Pull out from the material below all lines with "Items".

[Dataset entries]
§ §

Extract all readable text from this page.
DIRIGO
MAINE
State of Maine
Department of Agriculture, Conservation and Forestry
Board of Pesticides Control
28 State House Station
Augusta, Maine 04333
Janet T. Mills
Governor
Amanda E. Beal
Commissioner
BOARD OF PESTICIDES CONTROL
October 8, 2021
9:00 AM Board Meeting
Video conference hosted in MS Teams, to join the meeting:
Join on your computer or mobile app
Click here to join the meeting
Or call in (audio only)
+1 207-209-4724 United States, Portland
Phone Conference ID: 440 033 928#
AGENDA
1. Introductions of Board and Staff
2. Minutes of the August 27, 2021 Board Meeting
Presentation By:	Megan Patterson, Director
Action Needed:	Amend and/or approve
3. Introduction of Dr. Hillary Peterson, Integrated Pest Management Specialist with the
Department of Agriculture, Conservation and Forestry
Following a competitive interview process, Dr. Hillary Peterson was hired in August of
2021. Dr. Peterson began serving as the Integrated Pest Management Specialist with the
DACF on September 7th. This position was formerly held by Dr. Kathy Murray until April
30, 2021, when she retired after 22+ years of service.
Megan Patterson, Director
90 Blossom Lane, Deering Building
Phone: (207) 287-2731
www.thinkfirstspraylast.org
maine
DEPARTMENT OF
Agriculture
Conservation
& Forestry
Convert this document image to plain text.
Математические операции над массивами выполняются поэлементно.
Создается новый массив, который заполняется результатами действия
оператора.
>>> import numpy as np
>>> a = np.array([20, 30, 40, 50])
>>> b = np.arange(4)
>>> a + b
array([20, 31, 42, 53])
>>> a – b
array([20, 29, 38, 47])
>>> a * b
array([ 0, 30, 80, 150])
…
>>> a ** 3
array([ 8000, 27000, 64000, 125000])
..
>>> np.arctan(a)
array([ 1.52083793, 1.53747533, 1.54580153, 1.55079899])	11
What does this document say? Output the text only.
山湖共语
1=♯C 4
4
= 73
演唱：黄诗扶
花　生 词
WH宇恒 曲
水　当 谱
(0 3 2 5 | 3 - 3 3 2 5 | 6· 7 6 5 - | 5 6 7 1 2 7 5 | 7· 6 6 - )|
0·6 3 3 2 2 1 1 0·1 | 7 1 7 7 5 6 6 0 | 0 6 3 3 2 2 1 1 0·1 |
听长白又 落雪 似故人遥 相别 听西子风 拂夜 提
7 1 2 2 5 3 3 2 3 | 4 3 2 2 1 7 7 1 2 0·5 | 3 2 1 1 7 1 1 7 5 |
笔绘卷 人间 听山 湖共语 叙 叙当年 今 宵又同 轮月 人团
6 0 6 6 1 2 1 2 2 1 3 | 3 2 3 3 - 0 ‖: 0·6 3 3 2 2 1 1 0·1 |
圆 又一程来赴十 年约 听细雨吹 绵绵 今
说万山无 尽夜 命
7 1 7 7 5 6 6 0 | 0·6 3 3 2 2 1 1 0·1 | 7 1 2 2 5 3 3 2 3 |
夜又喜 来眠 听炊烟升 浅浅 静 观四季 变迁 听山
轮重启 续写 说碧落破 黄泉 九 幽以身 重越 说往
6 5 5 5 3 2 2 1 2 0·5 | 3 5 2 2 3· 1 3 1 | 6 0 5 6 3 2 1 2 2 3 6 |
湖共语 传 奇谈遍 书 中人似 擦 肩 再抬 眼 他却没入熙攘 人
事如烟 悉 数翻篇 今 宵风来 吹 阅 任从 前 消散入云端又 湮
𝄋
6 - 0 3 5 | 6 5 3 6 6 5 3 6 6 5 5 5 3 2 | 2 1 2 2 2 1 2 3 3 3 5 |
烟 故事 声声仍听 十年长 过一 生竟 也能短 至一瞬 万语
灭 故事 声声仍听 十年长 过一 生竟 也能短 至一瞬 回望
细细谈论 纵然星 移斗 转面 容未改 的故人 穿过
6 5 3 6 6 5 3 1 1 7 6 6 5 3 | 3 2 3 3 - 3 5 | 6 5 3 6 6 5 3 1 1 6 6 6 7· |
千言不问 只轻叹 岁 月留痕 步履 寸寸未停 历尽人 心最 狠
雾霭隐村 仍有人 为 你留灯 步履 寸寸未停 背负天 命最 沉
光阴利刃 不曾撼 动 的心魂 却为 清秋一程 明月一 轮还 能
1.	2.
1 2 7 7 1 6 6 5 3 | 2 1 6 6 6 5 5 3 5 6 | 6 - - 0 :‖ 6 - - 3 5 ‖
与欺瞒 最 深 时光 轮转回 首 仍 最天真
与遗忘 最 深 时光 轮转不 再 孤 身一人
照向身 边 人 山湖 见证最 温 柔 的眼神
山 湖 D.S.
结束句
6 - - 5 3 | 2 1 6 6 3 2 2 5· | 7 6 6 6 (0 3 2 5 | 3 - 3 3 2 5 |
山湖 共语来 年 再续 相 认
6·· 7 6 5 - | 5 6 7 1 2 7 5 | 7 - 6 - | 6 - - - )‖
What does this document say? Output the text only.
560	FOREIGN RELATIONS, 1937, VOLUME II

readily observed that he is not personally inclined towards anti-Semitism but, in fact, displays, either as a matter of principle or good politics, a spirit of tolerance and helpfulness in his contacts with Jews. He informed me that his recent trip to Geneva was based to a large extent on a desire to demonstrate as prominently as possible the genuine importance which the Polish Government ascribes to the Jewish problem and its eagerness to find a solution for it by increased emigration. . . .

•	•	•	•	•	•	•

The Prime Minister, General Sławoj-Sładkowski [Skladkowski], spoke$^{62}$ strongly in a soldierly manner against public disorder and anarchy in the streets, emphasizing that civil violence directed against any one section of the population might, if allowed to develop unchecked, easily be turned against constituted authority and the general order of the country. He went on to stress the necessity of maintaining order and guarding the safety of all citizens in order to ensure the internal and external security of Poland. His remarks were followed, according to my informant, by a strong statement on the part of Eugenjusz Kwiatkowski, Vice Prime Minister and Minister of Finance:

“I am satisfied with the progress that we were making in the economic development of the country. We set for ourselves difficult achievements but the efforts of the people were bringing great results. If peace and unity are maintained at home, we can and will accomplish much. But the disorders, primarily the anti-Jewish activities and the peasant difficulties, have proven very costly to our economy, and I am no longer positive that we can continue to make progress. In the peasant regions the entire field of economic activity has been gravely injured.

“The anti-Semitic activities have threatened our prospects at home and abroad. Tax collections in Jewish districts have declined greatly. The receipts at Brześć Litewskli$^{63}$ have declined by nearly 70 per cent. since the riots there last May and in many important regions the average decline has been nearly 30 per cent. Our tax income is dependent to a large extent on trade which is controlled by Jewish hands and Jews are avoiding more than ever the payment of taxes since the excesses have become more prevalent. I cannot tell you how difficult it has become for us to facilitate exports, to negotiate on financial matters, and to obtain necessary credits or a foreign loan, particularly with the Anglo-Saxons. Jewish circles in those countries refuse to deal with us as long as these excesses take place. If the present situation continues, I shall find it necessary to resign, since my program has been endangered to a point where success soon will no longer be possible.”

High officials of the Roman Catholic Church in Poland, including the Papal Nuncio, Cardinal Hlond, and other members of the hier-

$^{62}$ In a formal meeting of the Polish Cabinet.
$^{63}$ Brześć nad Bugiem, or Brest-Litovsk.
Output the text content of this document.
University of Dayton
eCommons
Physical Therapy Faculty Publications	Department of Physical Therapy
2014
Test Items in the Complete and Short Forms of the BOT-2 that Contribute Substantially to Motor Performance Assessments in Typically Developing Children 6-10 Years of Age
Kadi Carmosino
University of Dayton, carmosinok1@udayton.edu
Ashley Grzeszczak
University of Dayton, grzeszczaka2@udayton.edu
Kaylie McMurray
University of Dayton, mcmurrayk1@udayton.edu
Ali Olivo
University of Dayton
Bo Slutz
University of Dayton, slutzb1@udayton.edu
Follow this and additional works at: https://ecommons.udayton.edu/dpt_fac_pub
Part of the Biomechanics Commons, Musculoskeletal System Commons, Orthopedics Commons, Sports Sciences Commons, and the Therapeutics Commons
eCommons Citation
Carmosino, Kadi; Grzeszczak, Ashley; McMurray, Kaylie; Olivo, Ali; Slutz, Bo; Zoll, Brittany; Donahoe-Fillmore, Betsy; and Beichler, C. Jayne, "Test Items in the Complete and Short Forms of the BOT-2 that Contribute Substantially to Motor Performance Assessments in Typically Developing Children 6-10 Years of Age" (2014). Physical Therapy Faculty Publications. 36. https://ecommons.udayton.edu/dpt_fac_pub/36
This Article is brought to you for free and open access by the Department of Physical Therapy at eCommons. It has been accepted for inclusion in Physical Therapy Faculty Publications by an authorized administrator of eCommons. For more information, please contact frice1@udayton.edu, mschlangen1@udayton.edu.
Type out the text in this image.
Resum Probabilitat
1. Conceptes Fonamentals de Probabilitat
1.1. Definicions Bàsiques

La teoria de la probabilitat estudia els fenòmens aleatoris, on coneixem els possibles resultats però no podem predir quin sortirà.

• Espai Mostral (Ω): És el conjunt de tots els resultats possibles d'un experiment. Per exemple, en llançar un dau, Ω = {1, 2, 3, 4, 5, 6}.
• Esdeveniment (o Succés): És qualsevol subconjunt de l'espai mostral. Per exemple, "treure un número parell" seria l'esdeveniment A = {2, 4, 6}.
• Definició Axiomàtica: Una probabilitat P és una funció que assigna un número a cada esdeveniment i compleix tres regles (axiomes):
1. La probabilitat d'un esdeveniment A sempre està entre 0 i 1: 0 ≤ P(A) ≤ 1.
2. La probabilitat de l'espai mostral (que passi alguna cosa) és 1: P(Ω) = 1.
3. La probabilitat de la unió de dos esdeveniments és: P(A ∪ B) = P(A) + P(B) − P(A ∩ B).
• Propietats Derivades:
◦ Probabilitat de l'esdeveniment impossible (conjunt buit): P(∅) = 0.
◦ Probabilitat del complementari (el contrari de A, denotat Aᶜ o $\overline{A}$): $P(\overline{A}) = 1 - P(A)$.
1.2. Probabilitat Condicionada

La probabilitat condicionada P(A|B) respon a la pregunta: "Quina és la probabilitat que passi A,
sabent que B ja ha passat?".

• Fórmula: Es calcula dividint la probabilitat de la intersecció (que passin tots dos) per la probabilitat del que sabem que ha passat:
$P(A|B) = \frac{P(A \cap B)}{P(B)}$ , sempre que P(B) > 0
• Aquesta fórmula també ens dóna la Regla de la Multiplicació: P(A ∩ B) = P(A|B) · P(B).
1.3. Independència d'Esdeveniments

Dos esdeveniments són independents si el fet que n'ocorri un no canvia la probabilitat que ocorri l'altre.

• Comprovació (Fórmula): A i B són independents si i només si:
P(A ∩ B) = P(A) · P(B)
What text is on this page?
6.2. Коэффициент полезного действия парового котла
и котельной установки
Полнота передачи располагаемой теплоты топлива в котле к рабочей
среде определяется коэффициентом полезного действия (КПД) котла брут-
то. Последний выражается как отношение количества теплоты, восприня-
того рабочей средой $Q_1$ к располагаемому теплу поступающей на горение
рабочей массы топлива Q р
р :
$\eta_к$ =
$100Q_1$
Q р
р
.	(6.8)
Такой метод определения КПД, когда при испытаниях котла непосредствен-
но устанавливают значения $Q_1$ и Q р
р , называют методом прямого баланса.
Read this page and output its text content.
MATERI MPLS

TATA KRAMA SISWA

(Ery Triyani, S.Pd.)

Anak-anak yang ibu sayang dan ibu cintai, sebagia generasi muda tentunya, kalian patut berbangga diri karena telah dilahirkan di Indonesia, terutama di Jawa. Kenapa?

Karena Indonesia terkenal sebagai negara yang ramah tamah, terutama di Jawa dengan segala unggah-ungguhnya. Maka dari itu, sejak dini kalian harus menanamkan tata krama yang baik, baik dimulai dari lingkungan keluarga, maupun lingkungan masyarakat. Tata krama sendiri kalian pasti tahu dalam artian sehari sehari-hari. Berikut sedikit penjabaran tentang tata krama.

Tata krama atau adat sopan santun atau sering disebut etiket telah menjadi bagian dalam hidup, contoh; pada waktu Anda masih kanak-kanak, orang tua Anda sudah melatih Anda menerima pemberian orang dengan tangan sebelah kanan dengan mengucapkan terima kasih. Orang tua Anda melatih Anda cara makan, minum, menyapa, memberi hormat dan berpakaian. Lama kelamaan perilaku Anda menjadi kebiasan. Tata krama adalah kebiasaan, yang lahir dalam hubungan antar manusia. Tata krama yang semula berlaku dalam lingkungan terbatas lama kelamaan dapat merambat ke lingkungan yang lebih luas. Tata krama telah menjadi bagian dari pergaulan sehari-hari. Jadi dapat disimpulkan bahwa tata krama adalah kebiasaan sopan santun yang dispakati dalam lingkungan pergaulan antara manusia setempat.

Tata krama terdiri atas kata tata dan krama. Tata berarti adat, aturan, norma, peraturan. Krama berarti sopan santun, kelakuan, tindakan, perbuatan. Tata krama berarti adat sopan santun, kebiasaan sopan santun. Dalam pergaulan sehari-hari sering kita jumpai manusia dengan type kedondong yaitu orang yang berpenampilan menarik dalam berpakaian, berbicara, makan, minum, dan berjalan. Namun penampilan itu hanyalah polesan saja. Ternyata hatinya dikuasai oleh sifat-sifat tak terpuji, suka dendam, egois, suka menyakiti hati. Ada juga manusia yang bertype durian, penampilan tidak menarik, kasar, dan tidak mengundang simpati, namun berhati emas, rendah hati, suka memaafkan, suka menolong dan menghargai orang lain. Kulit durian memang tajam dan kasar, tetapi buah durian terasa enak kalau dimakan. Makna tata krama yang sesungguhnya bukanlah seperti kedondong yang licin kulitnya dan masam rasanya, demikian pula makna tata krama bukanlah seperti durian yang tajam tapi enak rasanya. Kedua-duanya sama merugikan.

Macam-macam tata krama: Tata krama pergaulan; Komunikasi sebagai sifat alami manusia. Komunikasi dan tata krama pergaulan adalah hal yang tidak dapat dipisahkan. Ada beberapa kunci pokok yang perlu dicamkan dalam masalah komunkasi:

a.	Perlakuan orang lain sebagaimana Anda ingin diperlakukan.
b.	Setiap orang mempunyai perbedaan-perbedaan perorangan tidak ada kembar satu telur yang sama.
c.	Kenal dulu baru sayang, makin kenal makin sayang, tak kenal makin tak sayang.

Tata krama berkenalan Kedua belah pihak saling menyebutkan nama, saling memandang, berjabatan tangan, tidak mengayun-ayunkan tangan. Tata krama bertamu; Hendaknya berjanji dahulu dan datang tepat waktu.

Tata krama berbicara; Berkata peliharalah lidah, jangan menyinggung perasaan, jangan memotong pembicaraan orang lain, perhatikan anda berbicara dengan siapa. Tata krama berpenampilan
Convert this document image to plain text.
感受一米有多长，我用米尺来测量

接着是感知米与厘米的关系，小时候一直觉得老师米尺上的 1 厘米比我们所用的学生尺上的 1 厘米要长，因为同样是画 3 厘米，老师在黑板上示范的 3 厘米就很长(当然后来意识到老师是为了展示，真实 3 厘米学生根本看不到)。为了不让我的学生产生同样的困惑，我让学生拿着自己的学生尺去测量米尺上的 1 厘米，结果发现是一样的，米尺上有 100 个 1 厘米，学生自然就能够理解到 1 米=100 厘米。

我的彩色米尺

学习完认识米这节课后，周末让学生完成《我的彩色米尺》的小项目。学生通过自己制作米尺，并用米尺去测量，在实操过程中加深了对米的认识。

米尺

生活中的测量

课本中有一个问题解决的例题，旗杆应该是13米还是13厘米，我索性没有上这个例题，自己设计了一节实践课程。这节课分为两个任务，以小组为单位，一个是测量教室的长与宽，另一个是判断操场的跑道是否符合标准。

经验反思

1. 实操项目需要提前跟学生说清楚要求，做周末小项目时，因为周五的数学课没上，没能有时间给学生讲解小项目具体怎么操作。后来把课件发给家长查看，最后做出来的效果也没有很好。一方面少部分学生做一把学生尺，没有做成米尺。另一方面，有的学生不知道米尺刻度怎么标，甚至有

§ §

→ Completed exercise:
Test Items in the Complete and Short Forms of the BOT-2 that Contribute Substantially to Motor Performance Assessments in Typically Developing Children 6-10 Years of Age
Carmosino, Kadi; Grzeszczak, Ashley; McMurray, Kaylie; Olivo, Ali; Slutz, Bo; Zoll, Brittany; Donahoe-Fillmore, Betsy; and Beichler, C. Jayne, "Test Items in the Complete and Short Forms of the BOT-2 that Contribute Substantially to Motor Performance Assessments in Typically Developing Children 6-10 Years of Age" (2014). Physical Therapy Faculty Publications. 36. https://ecommons.udayton.edu/dpt_fac_pub/36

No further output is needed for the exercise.